WHAT YOU WILL DO:
Filter the entries, keeping every line with the word "Series".

* Start *

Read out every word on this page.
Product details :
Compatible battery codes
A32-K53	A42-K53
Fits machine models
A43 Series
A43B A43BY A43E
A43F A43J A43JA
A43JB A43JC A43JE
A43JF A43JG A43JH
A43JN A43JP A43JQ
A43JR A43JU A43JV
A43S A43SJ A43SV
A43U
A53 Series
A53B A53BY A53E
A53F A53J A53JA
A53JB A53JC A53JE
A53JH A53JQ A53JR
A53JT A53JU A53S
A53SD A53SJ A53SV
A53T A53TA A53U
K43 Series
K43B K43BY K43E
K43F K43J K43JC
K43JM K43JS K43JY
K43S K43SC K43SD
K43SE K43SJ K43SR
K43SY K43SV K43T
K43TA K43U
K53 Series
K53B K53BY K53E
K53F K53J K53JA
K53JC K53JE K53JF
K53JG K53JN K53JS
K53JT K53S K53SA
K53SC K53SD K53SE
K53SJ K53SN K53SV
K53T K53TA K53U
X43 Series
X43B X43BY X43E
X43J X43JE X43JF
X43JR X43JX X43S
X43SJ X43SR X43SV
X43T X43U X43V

* End *

OUTPUT OF THE TASK:
A43 Series
A53 Series
K43 Series
K53 Series
X43 Series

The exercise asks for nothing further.